Work instructions: Return every line of the records below verbatim, with no pictures in the copy.

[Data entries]
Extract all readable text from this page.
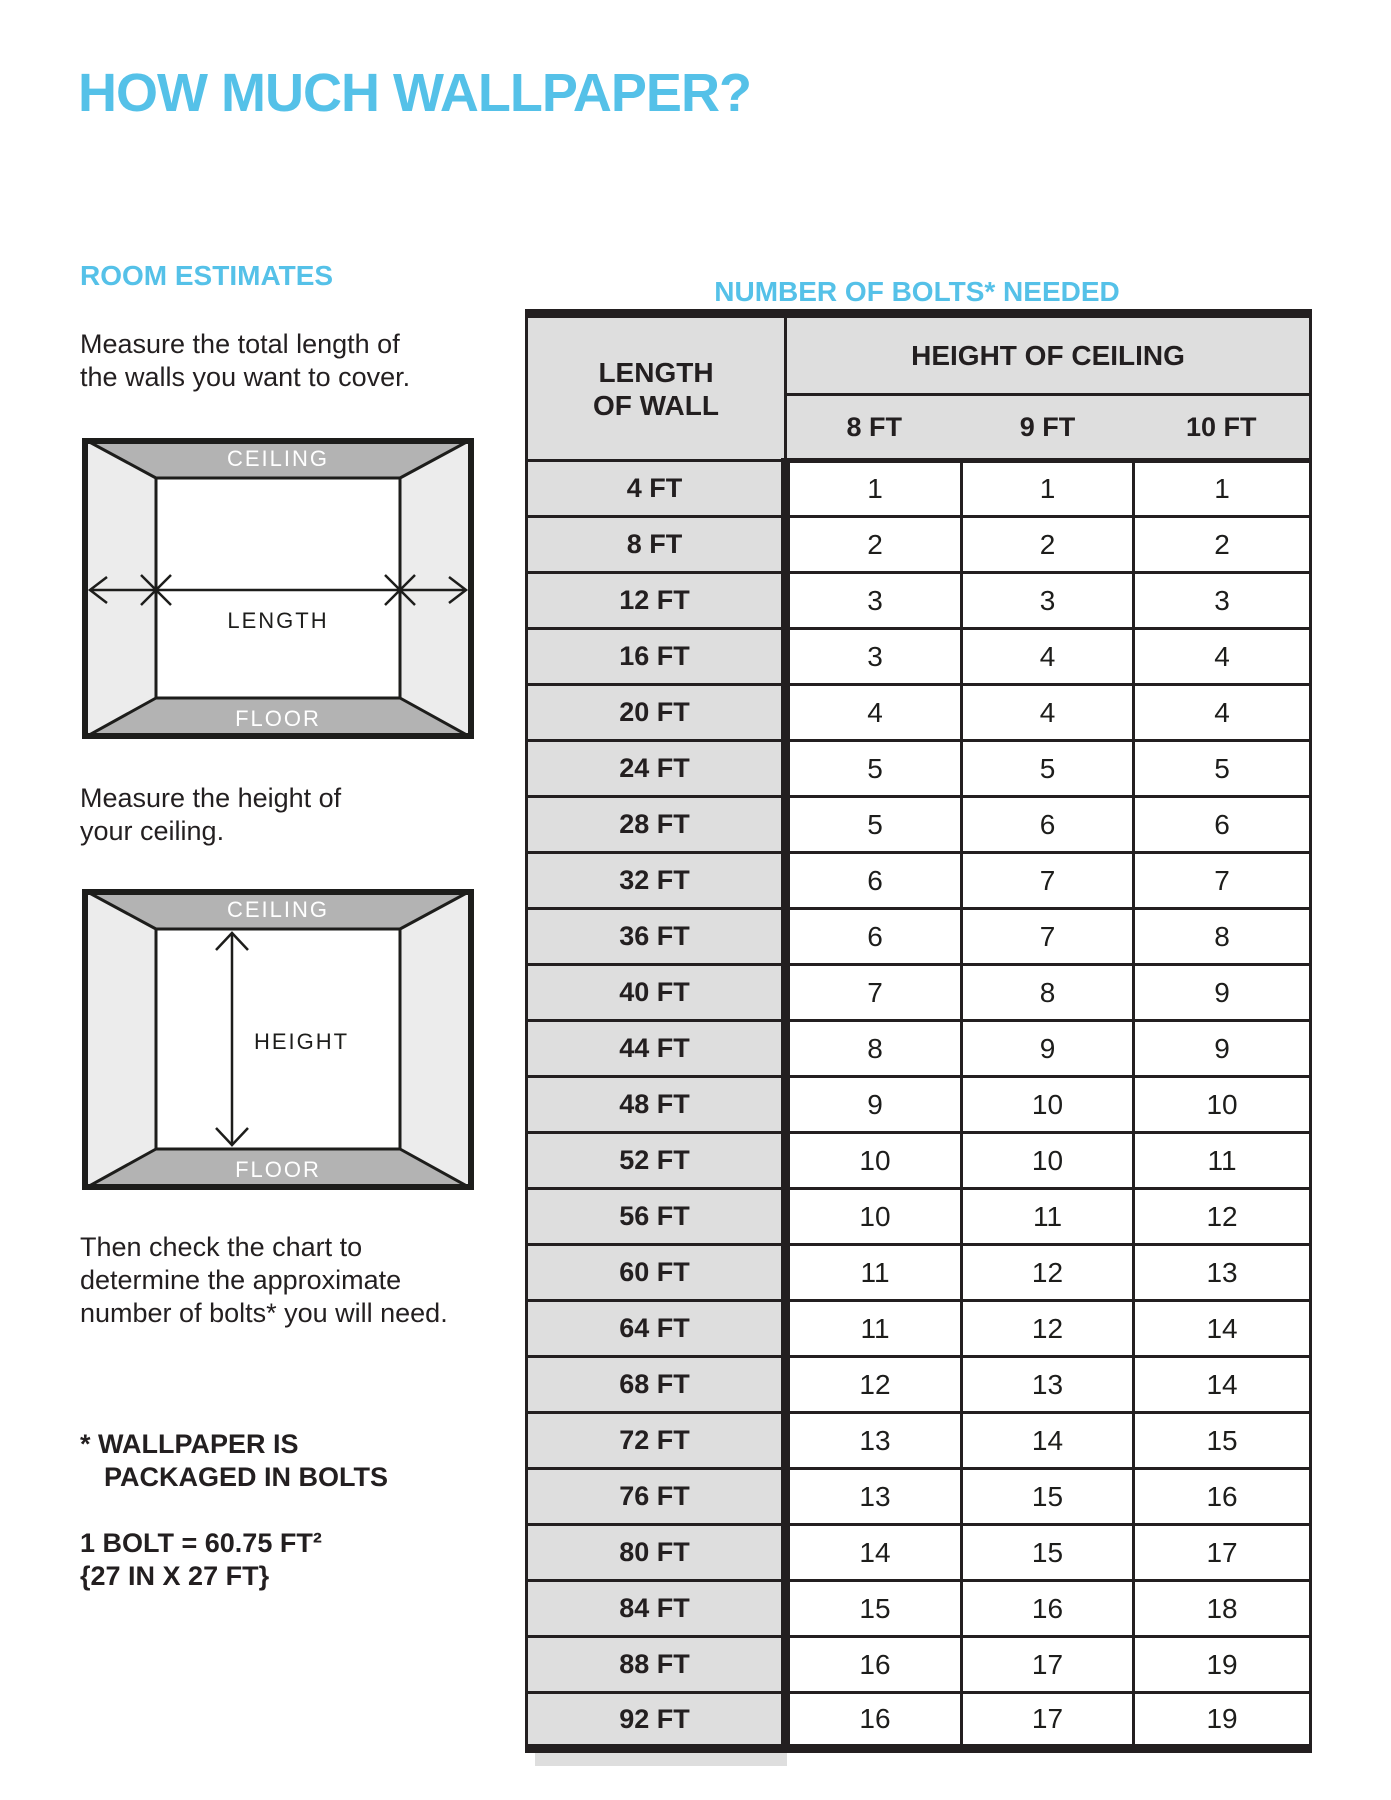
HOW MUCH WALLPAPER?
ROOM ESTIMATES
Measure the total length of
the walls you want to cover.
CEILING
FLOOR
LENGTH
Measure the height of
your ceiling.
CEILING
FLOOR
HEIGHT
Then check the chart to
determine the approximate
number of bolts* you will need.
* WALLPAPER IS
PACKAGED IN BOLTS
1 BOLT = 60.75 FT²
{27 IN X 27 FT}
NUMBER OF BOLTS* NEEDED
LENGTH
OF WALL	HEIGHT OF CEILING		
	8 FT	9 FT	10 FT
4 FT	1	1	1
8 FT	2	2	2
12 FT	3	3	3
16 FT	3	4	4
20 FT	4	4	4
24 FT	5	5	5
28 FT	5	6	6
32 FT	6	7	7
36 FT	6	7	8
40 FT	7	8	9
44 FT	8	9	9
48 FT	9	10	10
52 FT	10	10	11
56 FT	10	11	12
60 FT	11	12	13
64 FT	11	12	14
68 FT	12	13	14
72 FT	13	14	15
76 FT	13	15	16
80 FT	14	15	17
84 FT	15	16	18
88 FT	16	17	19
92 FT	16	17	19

Response to this exercise:
Extract all readable text from this page.
HOW MUCH WALLPAPER?
ROOM ESTIMATES
Measure the total length of
the walls you want to cover.
CEILING
FLOOR
LENGTH
Measure the height of
your ceiling.
CEILING
FLOOR
HEIGHT
Then check the chart to
determine the approximate
number of bolts* you will need.
* WALLPAPER IS
PACKAGED IN BOLTS
1 BOLT = 60.75 FT²
{27 IN X 27 FT}
NUMBER OF BOLTS* NEEDED
LENGTH
OF WALL	HEIGHT OF CEILING		
	8 FT	9 FT	10 FT
4 FT	1	1	1
8 FT	2	2	2
12 FT	3	3	3
16 FT	3	4	4
20 FT	4	4	4
24 FT	5	5	5
28 FT	5	6	6
32 FT	6	7	7
36 FT	6	7	8
40 FT	7	8	9
44 FT	8	9	9
48 FT	9	10	10
52 FT	10	10	11
56 FT	10	11	12
60 FT	11	12	13
64 FT	11	12	14
68 FT	12	13	14
72 FT	13	14	15
76 FT	13	15	16
80 FT	14	15	17
84 FT	15	16	18
88 FT	16	17	19
92 FT	16	17	19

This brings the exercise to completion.